-- BEGIN --
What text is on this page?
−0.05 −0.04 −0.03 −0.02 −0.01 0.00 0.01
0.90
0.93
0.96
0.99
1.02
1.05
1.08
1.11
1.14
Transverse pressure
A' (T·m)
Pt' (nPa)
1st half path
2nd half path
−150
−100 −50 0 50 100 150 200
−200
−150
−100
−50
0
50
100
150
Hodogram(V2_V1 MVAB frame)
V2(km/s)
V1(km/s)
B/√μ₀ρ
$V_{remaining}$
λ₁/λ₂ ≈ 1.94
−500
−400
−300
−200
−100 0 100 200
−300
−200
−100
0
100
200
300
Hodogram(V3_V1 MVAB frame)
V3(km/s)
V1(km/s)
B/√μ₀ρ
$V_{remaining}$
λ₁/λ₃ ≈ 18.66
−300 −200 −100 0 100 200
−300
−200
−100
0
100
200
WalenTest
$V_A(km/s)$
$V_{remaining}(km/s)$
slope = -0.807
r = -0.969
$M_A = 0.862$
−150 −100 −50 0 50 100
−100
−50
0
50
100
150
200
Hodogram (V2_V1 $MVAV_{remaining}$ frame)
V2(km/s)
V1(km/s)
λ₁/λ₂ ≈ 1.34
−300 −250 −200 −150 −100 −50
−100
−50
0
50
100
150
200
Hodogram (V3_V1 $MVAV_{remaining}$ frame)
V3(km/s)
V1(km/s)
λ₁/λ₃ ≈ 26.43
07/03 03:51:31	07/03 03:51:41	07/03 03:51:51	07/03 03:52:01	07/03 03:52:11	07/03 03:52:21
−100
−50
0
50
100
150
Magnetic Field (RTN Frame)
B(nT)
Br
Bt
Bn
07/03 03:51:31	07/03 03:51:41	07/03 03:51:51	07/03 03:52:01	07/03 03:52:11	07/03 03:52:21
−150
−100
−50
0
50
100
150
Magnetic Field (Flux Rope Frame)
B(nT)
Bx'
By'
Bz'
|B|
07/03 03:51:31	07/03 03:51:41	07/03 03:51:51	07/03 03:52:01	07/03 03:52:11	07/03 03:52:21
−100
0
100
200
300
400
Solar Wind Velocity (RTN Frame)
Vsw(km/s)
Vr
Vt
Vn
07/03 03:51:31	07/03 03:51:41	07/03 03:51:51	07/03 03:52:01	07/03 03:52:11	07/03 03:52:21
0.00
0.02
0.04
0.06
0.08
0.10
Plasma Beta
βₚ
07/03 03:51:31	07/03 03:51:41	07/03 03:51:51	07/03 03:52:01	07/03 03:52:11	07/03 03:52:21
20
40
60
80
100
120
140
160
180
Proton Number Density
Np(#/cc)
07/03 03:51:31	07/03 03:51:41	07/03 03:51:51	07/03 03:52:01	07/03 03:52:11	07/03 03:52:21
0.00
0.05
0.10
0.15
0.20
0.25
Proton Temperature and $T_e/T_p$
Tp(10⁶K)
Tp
-- END --
**Stated goal**
Pull out every line of the records that includes the string "MVAB".

**Exercise solution**
Hodogram(V2_V1 MVAB frame)
Hodogram(V3_V1 MVAB frame)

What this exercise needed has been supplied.